====== MATERIAL SUPPLIED

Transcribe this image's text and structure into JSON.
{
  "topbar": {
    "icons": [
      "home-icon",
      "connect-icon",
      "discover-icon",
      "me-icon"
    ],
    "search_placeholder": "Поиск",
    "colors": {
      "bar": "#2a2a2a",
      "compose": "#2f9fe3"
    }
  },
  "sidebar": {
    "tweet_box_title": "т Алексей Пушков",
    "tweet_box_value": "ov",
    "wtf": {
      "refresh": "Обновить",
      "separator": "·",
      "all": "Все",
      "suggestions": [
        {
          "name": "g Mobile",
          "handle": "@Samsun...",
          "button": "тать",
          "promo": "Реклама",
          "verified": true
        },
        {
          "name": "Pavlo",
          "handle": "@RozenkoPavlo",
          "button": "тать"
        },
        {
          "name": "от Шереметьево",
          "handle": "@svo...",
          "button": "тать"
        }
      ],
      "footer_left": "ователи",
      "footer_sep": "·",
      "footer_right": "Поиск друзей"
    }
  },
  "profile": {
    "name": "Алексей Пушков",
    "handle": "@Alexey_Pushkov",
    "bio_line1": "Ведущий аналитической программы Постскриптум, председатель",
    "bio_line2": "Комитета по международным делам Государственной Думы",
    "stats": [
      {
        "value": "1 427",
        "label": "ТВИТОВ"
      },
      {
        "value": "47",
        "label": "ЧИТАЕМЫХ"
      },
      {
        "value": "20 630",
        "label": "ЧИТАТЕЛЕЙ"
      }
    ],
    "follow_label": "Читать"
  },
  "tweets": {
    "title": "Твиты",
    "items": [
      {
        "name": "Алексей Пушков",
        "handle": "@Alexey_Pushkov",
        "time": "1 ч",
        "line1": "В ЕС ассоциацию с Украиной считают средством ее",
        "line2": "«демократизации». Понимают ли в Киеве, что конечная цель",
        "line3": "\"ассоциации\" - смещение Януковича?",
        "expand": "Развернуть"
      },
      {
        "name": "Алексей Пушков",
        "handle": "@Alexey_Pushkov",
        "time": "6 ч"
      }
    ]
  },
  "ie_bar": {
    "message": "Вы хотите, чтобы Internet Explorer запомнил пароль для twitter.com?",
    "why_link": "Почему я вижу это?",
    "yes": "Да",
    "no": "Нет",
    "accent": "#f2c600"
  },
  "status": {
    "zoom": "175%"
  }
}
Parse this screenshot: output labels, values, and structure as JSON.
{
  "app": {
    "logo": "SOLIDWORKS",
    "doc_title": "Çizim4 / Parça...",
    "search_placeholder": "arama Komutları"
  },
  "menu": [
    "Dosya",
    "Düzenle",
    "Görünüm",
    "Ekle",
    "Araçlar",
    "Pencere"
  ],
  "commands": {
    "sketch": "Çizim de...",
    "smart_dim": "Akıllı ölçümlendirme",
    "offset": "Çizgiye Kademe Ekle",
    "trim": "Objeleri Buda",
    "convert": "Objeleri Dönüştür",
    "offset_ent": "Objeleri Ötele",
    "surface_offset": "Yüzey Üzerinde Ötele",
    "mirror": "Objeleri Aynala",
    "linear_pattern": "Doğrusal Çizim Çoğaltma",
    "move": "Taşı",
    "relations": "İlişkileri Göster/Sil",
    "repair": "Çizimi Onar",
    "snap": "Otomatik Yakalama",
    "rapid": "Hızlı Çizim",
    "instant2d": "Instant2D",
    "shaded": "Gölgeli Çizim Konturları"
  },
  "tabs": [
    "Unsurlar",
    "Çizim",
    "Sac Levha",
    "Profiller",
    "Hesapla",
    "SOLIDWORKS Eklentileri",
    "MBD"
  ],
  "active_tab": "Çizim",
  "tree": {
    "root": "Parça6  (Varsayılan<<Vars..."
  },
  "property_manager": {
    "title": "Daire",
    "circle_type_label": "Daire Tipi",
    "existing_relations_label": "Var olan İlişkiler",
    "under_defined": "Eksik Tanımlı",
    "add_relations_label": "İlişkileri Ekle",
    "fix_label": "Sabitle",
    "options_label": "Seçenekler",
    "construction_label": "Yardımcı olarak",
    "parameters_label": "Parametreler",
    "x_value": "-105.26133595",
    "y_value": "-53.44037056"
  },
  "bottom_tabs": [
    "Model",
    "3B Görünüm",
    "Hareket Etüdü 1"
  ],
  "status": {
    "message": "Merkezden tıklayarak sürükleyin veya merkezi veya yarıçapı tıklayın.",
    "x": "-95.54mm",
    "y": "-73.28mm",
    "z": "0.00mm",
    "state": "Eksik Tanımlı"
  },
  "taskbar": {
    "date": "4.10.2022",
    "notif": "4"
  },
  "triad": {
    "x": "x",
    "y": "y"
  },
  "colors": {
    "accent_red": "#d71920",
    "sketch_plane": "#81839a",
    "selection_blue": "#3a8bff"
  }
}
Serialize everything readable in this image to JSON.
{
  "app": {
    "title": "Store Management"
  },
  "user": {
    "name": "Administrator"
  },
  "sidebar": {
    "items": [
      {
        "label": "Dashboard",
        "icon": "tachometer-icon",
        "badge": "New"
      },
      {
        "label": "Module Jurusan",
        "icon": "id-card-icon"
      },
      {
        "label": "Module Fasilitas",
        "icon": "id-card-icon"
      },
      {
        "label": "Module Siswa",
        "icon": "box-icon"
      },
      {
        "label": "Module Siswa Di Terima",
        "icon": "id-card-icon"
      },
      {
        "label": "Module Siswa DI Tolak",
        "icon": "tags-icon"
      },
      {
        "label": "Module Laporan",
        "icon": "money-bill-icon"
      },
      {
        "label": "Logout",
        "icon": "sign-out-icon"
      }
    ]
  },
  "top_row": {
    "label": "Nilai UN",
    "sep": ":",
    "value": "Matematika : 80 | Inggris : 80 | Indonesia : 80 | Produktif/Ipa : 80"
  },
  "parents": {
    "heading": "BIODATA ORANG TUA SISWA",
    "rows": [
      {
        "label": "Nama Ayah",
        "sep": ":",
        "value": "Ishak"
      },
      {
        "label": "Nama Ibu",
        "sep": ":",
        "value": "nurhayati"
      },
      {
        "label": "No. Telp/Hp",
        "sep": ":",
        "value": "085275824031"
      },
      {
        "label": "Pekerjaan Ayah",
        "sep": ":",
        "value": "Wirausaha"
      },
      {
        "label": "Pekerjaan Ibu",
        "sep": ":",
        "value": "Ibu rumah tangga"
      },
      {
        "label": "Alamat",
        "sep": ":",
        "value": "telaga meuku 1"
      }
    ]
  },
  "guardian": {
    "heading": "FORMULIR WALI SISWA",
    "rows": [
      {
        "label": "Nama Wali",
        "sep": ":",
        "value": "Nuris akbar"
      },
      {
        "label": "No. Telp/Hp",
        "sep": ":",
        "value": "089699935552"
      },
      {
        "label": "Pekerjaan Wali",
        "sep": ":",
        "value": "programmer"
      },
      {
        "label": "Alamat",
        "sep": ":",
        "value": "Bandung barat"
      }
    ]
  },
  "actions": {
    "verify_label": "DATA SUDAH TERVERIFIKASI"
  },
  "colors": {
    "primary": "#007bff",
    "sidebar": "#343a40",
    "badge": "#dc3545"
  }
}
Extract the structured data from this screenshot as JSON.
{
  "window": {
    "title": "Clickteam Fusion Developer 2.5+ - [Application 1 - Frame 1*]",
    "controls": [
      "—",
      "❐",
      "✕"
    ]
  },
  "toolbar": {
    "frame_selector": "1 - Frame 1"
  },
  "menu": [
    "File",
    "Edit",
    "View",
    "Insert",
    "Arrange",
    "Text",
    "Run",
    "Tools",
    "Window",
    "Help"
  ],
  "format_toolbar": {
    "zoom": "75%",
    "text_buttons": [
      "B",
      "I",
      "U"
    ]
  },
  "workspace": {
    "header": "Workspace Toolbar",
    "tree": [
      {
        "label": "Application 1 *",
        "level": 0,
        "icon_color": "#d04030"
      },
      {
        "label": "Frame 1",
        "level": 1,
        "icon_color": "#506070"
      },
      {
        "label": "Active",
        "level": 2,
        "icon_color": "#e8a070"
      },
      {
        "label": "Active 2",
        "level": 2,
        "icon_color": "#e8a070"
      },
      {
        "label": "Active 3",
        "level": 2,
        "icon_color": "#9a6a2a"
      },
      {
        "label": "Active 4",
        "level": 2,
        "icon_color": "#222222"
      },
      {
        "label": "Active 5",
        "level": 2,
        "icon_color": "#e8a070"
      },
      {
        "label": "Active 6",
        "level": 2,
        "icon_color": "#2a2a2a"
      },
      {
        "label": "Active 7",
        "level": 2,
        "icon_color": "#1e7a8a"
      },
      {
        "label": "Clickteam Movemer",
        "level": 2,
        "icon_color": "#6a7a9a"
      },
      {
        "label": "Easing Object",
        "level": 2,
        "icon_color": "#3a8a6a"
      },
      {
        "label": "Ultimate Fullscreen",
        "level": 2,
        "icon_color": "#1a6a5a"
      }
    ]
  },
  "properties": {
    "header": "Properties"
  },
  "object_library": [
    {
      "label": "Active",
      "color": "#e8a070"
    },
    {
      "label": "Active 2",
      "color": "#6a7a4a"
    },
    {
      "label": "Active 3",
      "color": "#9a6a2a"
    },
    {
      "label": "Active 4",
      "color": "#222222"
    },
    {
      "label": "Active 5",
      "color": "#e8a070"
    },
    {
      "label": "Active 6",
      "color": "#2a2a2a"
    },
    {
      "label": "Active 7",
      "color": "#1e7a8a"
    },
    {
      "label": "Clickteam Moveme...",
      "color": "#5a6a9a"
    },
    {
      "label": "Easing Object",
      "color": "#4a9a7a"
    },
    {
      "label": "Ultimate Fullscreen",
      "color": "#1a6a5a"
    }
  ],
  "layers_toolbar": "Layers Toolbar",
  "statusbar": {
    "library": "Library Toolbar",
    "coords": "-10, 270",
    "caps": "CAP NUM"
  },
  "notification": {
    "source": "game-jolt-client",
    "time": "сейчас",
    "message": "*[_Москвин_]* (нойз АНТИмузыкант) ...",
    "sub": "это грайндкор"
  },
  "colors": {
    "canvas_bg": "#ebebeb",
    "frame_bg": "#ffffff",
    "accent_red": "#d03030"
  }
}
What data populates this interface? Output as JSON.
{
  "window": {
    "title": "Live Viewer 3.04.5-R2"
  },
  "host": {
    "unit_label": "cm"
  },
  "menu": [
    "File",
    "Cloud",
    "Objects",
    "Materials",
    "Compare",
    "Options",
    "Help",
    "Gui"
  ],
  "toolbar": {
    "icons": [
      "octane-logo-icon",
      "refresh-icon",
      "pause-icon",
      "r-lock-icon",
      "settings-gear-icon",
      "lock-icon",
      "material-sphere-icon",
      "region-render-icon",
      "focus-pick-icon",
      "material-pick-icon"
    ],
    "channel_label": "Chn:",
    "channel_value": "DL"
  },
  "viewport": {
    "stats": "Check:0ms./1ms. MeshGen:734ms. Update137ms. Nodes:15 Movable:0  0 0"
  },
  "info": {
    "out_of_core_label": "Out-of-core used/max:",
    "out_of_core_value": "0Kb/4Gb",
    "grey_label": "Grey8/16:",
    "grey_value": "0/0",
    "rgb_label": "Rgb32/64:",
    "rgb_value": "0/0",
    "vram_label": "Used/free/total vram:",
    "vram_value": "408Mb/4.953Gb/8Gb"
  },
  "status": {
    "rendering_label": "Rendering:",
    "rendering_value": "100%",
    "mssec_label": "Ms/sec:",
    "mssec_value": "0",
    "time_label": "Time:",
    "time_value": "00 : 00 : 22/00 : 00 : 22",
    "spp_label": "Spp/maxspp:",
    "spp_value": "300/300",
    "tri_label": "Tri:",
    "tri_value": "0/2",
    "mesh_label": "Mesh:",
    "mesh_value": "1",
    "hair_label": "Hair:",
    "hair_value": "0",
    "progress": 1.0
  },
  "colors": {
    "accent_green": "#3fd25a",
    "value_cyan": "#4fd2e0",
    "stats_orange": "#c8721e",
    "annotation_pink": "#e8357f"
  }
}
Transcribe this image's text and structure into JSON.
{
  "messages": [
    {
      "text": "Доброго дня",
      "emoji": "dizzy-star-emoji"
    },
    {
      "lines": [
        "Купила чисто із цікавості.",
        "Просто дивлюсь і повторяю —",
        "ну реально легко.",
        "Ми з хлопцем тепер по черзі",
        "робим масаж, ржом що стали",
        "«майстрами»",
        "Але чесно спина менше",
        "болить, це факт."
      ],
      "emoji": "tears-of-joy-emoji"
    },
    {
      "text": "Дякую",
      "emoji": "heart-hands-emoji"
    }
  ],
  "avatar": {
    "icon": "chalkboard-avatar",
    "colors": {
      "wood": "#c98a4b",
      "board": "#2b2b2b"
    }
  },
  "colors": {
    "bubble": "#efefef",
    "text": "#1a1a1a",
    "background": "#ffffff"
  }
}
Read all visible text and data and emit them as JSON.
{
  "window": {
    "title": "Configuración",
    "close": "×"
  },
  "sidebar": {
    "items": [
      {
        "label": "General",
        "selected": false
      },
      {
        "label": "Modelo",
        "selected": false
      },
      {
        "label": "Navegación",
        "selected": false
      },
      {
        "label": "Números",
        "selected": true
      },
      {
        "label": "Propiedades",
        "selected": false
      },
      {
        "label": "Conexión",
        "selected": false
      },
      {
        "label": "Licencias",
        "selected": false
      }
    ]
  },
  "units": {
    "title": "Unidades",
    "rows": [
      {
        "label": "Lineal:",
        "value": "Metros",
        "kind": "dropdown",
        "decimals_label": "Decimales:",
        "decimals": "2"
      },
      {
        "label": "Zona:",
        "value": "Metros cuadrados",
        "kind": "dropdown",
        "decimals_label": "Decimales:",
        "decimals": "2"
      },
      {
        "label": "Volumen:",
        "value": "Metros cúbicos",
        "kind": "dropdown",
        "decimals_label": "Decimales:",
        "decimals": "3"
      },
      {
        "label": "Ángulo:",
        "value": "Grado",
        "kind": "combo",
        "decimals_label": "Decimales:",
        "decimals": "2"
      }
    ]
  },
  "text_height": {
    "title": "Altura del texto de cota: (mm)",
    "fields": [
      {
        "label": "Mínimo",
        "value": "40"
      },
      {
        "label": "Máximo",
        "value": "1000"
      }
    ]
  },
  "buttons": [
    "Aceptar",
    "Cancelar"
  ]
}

============

_WHAT YOU NEED TO DO_
In the entries above, count each line holding "Nama" and report the total and nothing more.

_FULL RESPONSE_
3